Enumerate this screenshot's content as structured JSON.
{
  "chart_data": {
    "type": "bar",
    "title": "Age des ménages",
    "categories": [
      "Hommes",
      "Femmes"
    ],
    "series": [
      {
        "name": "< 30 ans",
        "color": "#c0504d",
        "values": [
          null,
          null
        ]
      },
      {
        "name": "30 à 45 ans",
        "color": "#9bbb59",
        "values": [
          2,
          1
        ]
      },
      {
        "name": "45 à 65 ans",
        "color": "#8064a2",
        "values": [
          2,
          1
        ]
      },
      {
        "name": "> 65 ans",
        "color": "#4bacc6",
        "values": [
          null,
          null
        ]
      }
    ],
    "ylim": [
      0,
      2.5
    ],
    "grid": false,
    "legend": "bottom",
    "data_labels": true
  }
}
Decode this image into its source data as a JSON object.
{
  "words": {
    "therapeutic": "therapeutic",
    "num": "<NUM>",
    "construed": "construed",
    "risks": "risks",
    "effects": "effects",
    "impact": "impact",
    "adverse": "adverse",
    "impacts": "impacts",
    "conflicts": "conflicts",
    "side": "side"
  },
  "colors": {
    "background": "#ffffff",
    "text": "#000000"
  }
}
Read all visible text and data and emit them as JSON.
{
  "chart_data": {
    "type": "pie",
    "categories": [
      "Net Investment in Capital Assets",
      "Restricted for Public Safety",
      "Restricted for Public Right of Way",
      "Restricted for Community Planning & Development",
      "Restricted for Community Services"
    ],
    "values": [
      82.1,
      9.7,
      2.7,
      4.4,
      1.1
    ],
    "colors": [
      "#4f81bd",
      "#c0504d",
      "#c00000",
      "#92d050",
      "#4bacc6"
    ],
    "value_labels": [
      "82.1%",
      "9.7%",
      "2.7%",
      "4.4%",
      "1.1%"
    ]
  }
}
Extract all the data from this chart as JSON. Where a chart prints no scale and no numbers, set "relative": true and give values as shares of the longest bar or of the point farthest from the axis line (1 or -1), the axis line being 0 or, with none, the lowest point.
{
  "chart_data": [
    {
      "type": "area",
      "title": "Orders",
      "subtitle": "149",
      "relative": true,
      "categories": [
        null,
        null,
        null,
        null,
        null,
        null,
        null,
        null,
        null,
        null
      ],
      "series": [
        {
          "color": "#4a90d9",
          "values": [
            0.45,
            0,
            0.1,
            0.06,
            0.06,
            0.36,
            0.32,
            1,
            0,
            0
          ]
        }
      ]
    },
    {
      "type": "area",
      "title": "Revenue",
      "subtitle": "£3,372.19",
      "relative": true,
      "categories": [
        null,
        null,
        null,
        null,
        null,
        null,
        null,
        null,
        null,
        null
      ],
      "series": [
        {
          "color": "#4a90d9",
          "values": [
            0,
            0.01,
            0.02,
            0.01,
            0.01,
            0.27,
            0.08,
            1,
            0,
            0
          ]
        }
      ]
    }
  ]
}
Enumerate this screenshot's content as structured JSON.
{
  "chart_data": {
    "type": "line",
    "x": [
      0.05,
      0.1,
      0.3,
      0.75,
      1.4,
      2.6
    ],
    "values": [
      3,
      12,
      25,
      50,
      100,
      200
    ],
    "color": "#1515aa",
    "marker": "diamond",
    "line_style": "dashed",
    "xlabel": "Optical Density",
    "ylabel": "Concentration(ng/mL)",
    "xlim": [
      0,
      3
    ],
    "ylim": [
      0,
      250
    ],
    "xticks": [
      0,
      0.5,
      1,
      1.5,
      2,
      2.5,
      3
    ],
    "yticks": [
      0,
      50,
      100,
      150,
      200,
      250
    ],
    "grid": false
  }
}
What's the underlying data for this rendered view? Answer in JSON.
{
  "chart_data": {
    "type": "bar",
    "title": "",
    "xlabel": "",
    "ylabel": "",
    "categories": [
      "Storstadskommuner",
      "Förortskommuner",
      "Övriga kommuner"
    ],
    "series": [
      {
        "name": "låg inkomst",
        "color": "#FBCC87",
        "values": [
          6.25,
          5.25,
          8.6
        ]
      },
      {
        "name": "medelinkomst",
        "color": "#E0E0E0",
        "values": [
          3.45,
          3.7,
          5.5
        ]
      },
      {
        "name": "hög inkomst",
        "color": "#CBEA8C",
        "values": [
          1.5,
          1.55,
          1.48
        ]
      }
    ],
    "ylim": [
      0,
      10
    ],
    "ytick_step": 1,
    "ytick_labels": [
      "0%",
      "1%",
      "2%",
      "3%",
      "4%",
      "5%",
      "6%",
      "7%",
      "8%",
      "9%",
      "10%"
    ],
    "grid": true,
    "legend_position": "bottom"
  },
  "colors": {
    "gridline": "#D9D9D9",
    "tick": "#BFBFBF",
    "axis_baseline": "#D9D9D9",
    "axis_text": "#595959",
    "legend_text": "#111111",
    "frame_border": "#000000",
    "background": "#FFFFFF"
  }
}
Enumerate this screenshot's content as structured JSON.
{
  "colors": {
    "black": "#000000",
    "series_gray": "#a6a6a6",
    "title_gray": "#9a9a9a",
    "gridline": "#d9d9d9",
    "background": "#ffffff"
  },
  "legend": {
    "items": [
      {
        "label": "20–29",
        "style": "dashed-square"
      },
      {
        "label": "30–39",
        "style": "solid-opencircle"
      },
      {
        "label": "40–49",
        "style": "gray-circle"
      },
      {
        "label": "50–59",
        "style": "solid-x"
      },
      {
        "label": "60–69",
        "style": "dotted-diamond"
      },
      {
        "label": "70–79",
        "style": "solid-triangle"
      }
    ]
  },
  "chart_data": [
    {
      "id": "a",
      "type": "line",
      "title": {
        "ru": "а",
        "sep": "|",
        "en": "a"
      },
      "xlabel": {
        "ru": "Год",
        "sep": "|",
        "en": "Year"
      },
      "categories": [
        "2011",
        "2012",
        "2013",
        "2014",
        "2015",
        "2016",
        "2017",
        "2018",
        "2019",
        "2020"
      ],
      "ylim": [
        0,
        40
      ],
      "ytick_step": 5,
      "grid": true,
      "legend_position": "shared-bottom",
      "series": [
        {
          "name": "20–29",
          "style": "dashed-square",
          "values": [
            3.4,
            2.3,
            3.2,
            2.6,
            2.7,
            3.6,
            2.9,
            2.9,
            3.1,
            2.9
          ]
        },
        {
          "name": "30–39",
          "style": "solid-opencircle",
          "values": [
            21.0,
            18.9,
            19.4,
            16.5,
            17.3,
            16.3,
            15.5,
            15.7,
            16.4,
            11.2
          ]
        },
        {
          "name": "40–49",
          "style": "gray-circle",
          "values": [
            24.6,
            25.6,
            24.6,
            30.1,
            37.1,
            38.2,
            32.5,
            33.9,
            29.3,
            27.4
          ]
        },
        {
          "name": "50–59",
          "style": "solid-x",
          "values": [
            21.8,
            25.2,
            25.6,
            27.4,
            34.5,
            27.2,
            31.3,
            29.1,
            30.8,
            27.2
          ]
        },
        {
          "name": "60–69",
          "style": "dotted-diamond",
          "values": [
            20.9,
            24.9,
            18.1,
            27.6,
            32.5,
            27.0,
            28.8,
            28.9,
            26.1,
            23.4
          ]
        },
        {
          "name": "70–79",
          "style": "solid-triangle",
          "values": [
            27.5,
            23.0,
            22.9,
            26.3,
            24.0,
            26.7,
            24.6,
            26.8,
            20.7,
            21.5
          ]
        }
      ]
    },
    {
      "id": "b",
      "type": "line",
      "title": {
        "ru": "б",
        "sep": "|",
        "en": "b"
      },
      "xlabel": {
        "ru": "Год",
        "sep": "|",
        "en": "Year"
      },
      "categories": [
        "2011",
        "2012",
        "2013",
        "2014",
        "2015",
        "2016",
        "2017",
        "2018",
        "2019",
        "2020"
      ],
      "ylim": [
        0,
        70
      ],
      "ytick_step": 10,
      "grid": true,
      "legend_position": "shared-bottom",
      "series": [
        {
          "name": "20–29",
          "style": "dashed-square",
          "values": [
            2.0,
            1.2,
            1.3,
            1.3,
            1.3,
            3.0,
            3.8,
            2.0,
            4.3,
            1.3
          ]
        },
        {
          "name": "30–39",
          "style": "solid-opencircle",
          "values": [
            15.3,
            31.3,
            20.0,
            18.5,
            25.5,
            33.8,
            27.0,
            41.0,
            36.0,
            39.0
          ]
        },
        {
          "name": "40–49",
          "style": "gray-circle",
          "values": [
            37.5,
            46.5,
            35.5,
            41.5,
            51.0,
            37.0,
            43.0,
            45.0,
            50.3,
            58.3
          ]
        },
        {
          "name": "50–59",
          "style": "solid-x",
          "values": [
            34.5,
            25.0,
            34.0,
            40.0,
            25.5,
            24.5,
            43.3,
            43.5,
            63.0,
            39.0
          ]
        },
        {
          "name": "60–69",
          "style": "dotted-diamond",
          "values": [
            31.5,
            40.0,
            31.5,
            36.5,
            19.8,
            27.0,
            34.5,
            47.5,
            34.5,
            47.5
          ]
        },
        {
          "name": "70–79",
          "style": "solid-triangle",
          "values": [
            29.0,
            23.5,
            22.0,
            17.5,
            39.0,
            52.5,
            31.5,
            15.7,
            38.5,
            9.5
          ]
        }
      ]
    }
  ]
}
....................
• _EXERCISE INSTRUCTIONS_
In the listing above, how many lines hold the word "diamond"? Give the number and nothing more.

• _RESULT_
4